→ **GIVEN EXERCISE**:
Transcribe every line of the records verbatim.

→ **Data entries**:
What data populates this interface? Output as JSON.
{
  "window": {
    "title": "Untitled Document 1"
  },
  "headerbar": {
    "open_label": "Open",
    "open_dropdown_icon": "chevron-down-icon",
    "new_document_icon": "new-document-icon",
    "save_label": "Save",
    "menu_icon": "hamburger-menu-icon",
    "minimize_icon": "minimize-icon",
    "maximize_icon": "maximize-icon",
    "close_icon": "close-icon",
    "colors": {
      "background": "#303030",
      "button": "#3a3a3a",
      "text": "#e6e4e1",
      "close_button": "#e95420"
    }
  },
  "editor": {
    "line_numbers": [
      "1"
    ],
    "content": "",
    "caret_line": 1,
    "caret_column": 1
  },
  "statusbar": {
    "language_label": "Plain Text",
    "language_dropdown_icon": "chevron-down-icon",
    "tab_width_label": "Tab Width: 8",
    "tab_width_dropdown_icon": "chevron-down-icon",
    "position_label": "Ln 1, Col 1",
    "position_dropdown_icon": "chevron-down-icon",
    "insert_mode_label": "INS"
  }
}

→ **SOLUTION FOR THIS PROBLEM**:
What data populates this interface? Output as JSON.
{
  "window": {
    "title": "Untitled Document 1"
  },
  "headerbar": {
    "open_label": "Open",
    "open_dropdown_icon": "chevron-down-icon",
    "new_document_icon": "new-document-icon",
    "save_label": "Save",
    "menu_icon": "hamburger-menu-icon",
    "minimize_icon": "minimize-icon",
    "maximize_icon": "maximize-icon",
    "close_icon": "close-icon",
    "colors": {
      "background": "#303030",
      "button": "#3a3a3a",
      "text": "#e6e4e1",
      "close_button": "#e95420"
    }
  },
  "editor": {
    "line_numbers": [
      "1"
    ],
    "content": "",
    "caret_line": 1,
    "caret_column": 1
  },
  "statusbar": {
    "language_label": "Plain Text",
    "language_dropdown_icon": "chevron-down-icon",
    "tab_width_label": "Tab Width: 8",
    "tab_width_dropdown_icon": "chevron-down-icon",
    "position_label": "Ln 1, Col 1",
    "position_dropdown_icon": "chevron-down-icon",
    "insert_mode_label": "INS"
  }
}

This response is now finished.